• Objective A:
Answer these questions about the Leningrad passage:
(i) From what date do the Siberian Studies people and museum curators go on summer holidays?
(ii) Who is the director of the Academy's Ethnographic Institute?
(iii) On which day was the first lecture delivered?

• Selection:
>> Begin

Yet even that is going to be an incredible body of material. Today I was at
the library of the Inst. Etn. Ak. Nauk [Ethnographic Institute of the Academy
of Sciences] to check through the books that have been selected for me: they
are to be microfilmed. It took my breath away - two tables full of stuff. What
I suspected has indeed proved to be the case. The literature on shamanism
is not huge, but scattered; it is hard to assess not because of its immensity
but because the brief 2- and 3-page reports are simply impossible to lay one's
hands on. And now those 1,000 little scraps of information are sitting here,
on my desk...
Confounded bad luck: the Siberian Studies people and curators in all the museums
take off on summer holidays from 1 Aug., which means the collections will
be closed to me. I have carried on copying the catalogues, of course, but
I shall no longer be able to dig around amongst the artifacts themselves as
I was up till now. Is that any cause for lament when I shall be taking back
home with me a description of every shaman artifact that is in Leningrad (in
all three museums). That will come to several thousand! I am assured that
they are going to systematically photograph the things and send those on to
me in Budapest.
I console myself with the thought that this isn't a once-in-a-lifetime opportunity,
and I'll come to Leningrad at other times. That is not just a pipe dream.
L. P. Potapov, director of the Academy's Ethnographic Institute, has stated
that I ought to come here for a year, and as he is an academician, his word
carries some weight. It means that I shall then be able to photograph everything.
I delivered my first lecture on Friday. Just imagine, reading a paper in Russian,
as far as one can without stammering and taking care to put the stresses in
the right places. Then understanding the questions (making out the Leningrad,
Muscovite and those good old Siberian dialects) and being able instantly to
formulate answers in my own head (to ensure that they are comprehensible,
well considered and adequate) before uttering them out loud in elegant Russian.

>> End

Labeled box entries
>> Begin

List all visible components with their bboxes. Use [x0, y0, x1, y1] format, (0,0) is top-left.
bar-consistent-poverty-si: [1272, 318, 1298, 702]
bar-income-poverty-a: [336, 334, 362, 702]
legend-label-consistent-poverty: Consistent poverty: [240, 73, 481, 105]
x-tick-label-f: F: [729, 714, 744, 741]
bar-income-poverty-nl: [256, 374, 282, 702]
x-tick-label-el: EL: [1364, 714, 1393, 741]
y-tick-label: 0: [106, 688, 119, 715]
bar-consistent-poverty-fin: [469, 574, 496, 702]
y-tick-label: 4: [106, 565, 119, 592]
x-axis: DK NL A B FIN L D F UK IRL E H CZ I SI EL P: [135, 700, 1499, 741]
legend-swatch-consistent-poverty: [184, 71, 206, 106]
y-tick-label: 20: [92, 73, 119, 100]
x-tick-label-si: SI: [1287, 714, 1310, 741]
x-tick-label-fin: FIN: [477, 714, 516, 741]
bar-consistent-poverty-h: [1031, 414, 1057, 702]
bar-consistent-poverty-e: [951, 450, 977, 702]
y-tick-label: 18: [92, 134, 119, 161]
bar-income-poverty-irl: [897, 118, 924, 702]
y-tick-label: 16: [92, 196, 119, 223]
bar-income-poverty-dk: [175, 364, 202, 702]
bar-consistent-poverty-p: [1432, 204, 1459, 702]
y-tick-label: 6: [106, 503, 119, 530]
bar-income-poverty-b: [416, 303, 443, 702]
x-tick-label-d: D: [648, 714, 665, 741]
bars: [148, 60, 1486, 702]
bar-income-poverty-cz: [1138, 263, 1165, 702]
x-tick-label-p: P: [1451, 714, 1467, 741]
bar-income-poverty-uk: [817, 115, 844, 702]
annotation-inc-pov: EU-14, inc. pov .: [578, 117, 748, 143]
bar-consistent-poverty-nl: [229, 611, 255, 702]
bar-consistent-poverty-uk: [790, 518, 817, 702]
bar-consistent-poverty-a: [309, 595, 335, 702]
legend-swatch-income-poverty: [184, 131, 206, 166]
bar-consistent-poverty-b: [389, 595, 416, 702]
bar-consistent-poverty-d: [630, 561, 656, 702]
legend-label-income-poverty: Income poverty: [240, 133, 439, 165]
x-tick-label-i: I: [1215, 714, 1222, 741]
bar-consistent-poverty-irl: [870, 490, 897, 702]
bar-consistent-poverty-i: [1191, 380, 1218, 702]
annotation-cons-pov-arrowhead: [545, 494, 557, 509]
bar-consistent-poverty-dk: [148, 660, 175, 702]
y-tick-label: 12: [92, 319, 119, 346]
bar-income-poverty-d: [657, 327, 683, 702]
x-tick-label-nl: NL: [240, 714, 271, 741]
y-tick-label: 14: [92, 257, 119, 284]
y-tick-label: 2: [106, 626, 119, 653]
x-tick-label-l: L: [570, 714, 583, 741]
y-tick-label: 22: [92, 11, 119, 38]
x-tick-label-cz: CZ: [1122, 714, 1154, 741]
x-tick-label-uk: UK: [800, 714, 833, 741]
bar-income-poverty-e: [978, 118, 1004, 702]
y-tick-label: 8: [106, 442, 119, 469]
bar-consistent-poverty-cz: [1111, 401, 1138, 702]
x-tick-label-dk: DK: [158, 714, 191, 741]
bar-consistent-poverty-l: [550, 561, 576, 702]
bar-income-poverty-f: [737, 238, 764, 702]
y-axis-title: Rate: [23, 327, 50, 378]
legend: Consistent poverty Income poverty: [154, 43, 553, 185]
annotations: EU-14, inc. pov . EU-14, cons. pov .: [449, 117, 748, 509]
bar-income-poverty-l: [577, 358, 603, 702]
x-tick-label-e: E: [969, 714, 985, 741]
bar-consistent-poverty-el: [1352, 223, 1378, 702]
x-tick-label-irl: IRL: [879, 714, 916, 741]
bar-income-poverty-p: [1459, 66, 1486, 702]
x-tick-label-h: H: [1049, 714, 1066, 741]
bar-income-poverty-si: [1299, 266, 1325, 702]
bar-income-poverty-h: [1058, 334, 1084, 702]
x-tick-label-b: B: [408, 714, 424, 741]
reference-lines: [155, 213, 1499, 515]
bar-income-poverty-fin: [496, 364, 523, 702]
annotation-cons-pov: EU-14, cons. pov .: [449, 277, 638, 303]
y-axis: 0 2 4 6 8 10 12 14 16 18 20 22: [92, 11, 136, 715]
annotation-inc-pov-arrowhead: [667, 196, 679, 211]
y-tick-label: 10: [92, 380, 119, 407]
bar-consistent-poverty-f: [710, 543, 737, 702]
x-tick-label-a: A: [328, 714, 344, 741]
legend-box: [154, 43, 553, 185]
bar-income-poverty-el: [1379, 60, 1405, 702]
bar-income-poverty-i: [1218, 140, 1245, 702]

>> End

• Objective B: Output a JSON list of strings with one string per line of the labeled box entries, starting at the first line of those entries and ending at the line that contains "y-tick-label: 6: [106, 503, 119, 530]".

• Written solution A:
(i) 1 Aug.
(ii) L. P. Potapov
(iii) Friday

• Written solution B:
[
  "List all visible components with their bboxes. Use [x0, y0, x1, y1] format, (0,0) is top-left.",
  "bar-consistent-poverty-si: [1272, 318, 1298, 702]",
  "bar-income-poverty-a: [336, 334, 362, 702]",
  "legend-label-consistent-poverty: Consistent poverty: [240, 73, 481, 105]",
  "x-tick-label-f: F: [729, 714, 744, 741]",
  "bar-income-poverty-nl: [256, 374, 282, 702]",
  "x-tick-label-el: EL: [1364, 714, 1393, 741]",
  "y-tick-label: 0: [106, 688, 119, 715]",
  "bar-consistent-poverty-fin: [469, 574, 496, 702]",
  "y-tick-label: 4: [106, 565, 119, 592]",
  "x-axis: DK NL A B FIN L D F UK IRL E H CZ I SI EL P: [135, 700, 1499, 741]",
  "legend-swatch-consistent-poverty: [184, 71, 206, 106]",
  "y-tick-label: 20: [92, 73, 119, 100]",
  "x-tick-label-si: SI: [1287, 714, 1310, 741]",
  "x-tick-label-fin: FIN: [477, 714, 516, 741]",
  "bar-consistent-poverty-h: [1031, 414, 1057, 702]",
  "bar-consistent-poverty-e: [951, 450, 977, 702]",
  "y-tick-label: 18: [92, 134, 119, 161]",
  "bar-income-poverty-irl: [897, 118, 924, 702]",
  "y-tick-label: 16: [92, 196, 119, 223]",
  "bar-income-poverty-dk: [175, 364, 202, 702]",
  "bar-consistent-poverty-p: [1432, 204, 1459, 702]",
  "y-tick-label: 6: [106, 503, 119, 530]"
]